(Raw records)
# # # # #
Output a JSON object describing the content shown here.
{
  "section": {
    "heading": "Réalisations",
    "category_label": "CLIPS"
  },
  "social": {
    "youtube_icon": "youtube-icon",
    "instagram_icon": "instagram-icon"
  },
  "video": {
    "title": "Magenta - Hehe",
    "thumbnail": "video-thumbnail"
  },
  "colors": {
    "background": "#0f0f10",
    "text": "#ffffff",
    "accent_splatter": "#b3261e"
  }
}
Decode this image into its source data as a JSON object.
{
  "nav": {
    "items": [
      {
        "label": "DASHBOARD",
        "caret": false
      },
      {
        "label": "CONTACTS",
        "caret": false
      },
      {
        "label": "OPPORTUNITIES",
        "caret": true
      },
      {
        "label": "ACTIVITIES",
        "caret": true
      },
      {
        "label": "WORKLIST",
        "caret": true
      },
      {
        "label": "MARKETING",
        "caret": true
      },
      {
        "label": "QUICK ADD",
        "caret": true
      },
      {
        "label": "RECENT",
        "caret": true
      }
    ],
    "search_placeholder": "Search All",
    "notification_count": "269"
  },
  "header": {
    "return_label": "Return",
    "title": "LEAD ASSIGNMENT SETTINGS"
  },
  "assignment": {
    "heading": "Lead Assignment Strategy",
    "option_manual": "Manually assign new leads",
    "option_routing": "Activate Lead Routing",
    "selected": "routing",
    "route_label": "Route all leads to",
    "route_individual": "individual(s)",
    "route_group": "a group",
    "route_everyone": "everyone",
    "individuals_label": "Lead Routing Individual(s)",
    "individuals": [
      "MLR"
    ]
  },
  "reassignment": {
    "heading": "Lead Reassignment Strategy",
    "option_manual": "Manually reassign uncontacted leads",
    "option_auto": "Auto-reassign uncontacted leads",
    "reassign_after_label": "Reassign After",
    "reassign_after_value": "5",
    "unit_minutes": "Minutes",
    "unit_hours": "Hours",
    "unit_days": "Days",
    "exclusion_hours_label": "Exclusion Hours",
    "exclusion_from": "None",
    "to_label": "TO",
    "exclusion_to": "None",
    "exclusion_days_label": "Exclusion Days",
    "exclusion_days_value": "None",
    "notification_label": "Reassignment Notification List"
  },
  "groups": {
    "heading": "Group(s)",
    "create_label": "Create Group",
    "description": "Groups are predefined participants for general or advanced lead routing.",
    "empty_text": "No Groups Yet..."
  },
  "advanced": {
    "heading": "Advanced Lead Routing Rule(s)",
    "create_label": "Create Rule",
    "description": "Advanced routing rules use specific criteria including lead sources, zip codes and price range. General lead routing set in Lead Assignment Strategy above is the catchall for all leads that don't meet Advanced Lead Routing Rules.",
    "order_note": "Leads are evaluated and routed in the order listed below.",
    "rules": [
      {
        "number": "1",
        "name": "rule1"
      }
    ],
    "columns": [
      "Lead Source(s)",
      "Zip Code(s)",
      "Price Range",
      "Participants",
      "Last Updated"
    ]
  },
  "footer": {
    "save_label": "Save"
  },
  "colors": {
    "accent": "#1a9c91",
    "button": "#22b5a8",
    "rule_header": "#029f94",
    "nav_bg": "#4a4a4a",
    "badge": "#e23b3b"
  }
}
# # # # #
Retype the material above, line by line, exactly.

Exercise output:
Output a JSON object describing the content shown here.
{
  "section": {
    "heading": "Réalisations",
    "category_label": "CLIPS"
  },
  "social": {
    "youtube_icon": "youtube-icon",
    "instagram_icon": "instagram-icon"
  },
  "video": {
    "title": "Magenta - Hehe",
    "thumbnail": "video-thumbnail"
  },
  "colors": {
    "background": "#0f0f10",
    "text": "#ffffff",
    "accent_splatter": "#b3261e"
  }
}
Decode this image into its source data as a JSON object.
{
  "nav": {
    "items": [
      {
        "label": "DASHBOARD",
        "caret": false
      },
      {
        "label": "CONTACTS",
        "caret": false
      },
      {
        "label": "OPPORTUNITIES",
        "caret": true
      },
      {
        "label": "ACTIVITIES",
        "caret": true
      },
      {
        "label": "WORKLIST",
        "caret": true
      },
      {
        "label": "MARKETING",
        "caret": true
      },
      {
        "label": "QUICK ADD",
        "caret": true
      },
      {
        "label": "RECENT",
        "caret": true
      }
    ],
    "search_placeholder": "Search All",
    "notification_count": "269"
  },
  "header": {
    "return_label": "Return",
    "title": "LEAD ASSIGNMENT SETTINGS"
  },
  "assignment": {
    "heading": "Lead Assignment Strategy",
    "option_manual": "Manually assign new leads",
    "option_routing": "Activate Lead Routing",
    "selected": "routing",
    "route_label": "Route all leads to",
    "route_individual": "individual(s)",
    "route_group": "a group",
    "route_everyone": "everyone",
    "individuals_label": "Lead Routing Individual(s)",
    "individuals": [
      "MLR"
    ]
  },
  "reassignment": {
    "heading": "Lead Reassignment Strategy",
    "option_manual": "Manually reassign uncontacted leads",
    "option_auto": "Auto-reassign uncontacted leads",
    "reassign_after_label": "Reassign After",
    "reassign_after_value": "5",
    "unit_minutes": "Minutes",
    "unit_hours": "Hours",
    "unit_days": "Days",
    "exclusion_hours_label": "Exclusion Hours",
    "exclusion_from": "None",
    "to_label": "TO",
    "exclusion_to": "None",
    "exclusion_days_label": "Exclusion Days",
    "exclusion_days_value": "None",
    "notification_label": "Reassignment Notification List"
  },
  "groups": {
    "heading": "Group(s)",
    "create_label": "Create Group",
    "description": "Groups are predefined participants for general or advanced lead routing.",
    "empty_text": "No Groups Yet..."
  },
  "advanced": {
    "heading": "Advanced Lead Routing Rule(s)",
    "create_label": "Create Rule",
    "description": "Advanced routing rules use specific criteria including lead sources, zip codes and price range. General lead routing set in Lead Assignment Strategy above is the catchall for all leads that don't meet Advanced Lead Routing Rules.",
    "order_note": "Leads are evaluated and routed in the order listed below.",
    "rules": [
      {
        "number": "1",
        "name": "rule1"
      }
    ],
    "columns": [
      "Lead Source(s)",
      "Zip Code(s)",
      "Price Range",
      "Participants",
      "Last Updated"
    ]
  },
  "footer": {
    "save_label": "Save"
  },
  "colors": {
    "accent": "#1a9c91",
    "button": "#22b5a8",
    "rule_header": "#029f94",
    "nav_bg": "#4a4a4a",
    "badge": "#e23b3b"
  }
}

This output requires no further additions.